**Problem statement:**
Write out the data again in full, exactly as it reads.
[Record list start]
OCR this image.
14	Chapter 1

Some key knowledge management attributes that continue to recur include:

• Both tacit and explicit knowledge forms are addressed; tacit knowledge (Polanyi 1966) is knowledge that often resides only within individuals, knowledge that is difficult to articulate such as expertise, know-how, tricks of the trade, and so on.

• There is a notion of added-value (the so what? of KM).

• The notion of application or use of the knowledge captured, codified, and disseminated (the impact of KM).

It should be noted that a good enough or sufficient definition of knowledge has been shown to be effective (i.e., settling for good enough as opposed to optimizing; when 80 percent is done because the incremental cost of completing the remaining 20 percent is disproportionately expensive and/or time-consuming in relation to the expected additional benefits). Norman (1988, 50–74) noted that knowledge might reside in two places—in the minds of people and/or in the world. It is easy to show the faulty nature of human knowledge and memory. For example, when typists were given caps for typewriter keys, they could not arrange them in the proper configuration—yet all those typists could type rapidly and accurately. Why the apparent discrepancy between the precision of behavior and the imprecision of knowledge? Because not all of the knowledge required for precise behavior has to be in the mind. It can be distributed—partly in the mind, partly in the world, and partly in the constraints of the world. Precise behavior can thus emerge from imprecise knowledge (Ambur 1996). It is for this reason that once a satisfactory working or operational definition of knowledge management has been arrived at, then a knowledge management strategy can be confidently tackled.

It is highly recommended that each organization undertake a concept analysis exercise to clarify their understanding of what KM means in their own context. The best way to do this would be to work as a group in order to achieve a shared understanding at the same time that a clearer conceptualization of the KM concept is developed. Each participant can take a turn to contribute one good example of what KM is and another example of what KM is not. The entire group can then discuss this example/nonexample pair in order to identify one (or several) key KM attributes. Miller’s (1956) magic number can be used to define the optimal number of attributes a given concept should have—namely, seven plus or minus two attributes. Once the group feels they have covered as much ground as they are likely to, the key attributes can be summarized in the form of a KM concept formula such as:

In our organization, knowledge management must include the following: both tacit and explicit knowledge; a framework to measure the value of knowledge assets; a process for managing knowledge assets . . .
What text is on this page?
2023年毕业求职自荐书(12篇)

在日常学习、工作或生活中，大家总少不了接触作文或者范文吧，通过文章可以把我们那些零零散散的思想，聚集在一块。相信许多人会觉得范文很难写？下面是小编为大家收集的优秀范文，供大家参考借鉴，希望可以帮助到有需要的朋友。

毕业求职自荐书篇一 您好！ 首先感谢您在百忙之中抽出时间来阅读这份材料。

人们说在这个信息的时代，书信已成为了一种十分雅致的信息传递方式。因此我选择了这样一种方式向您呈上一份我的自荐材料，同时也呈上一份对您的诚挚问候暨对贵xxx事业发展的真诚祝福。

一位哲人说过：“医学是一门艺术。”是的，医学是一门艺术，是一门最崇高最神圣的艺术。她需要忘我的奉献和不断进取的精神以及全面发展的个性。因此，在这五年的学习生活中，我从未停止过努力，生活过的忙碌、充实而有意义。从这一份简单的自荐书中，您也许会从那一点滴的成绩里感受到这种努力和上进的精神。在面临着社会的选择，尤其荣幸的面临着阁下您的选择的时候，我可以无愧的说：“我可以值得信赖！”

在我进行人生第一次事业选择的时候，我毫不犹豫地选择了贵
[Record list end]
**Exercise result:**
OCR this image.
14	Chapter 1

Some key knowledge management attributes that continue to recur include:

• Both tacit and explicit knowledge forms are addressed; tacit knowledge (Polanyi 1966) is knowledge that often resides only within individuals, knowledge that is difficult to articulate such as expertise, know-how, tricks of the trade, and so on.

• There is a notion of added-value (the so what? of KM).

• The notion of application or use of the knowledge captured, codified, and disseminated (the impact of KM).

It should be noted that a good enough or sufficient definition of knowledge has been shown to be effective (i.e., settling for good enough as opposed to optimizing; when 80 percent is done because the incremental cost of completing the remaining 20 percent is disproportionately expensive and/or time-consuming in relation to the expected additional benefits). Norman (1988, 50–74) noted that knowledge might reside in two places—in the minds of people and/or in the world. It is easy to show the faulty nature of human knowledge and memory. For example, when typists were given caps for typewriter keys, they could not arrange them in the proper configuration—yet all those typists could type rapidly and accurately. Why the apparent discrepancy between the precision of behavior and the imprecision of knowledge? Because not all of the knowledge required for precise behavior has to be in the mind. It can be distributed—partly in the mind, partly in the world, and partly in the constraints of the world. Precise behavior can thus emerge from imprecise knowledge (Ambur 1996). It is for this reason that once a satisfactory working or operational definition of knowledge management has been arrived at, then a knowledge management strategy can be confidently tackled.

It is highly recommended that each organization undertake a concept analysis exercise to clarify their understanding of what KM means in their own context. The best way to do this would be to work as a group in order to achieve a shared understanding at the same time that a clearer conceptualization of the KM concept is developed. Each participant can take a turn to contribute one good example of what KM is and another example of what KM is not. The entire group can then discuss this example/nonexample pair in order to identify one (or several) key KM attributes. Miller’s (1956) magic number can be used to define the optimal number of attributes a given concept should have—namely, seven plus or minus two attributes. Once the group feels they have covered as much ground as they are likely to, the key attributes can be summarized in the form of a KM concept formula such as:

In our organization, knowledge management must include the following: both tacit and explicit knowledge; a framework to measure the value of knowledge assets; a process for managing knowledge assets . . .
What text is on this page?
2023年毕业求职自荐书(12篇)

在日常学习、工作或生活中，大家总少不了接触作文或者范文吧，通过文章可以把我们那些零零散散的思想，聚集在一块。相信许多人会觉得范文很难写？下面是小编为大家收集的优秀范文，供大家参考借鉴，希望可以帮助到有需要的朋友。

毕业求职自荐书篇一 您好！ 首先感谢您在百忙之中抽出时间来阅读这份材料。

人们说在这个信息的时代，书信已成为了一种十分雅致的信息传递方式。因此我选择了这样一种方式向您呈上一份我的自荐材料，同时也呈上一份对您的诚挚问候暨对贵xxx事业发展的真诚祝福。

一位哲人说过：“医学是一门艺术。”是的，医学是一门艺术，是一门最崇高最神圣的艺术。她需要忘我的奉献和不断进取的精神以及全面发展的个性。因此，在这五年的学习生活中，我从未停止过努力，生活过的忙碌、充实而有意义。从这一份简单的自荐书中，您也许会从那一点滴的成绩里感受到这种努力和上进的精神。在面临着社会的选择，尤其荣幸的面临着阁下您的选择的时候，我可以无愧的说：“我可以值得信赖！”

在我进行人生第一次事业选择的时候，我毫不犹豫地选择了贵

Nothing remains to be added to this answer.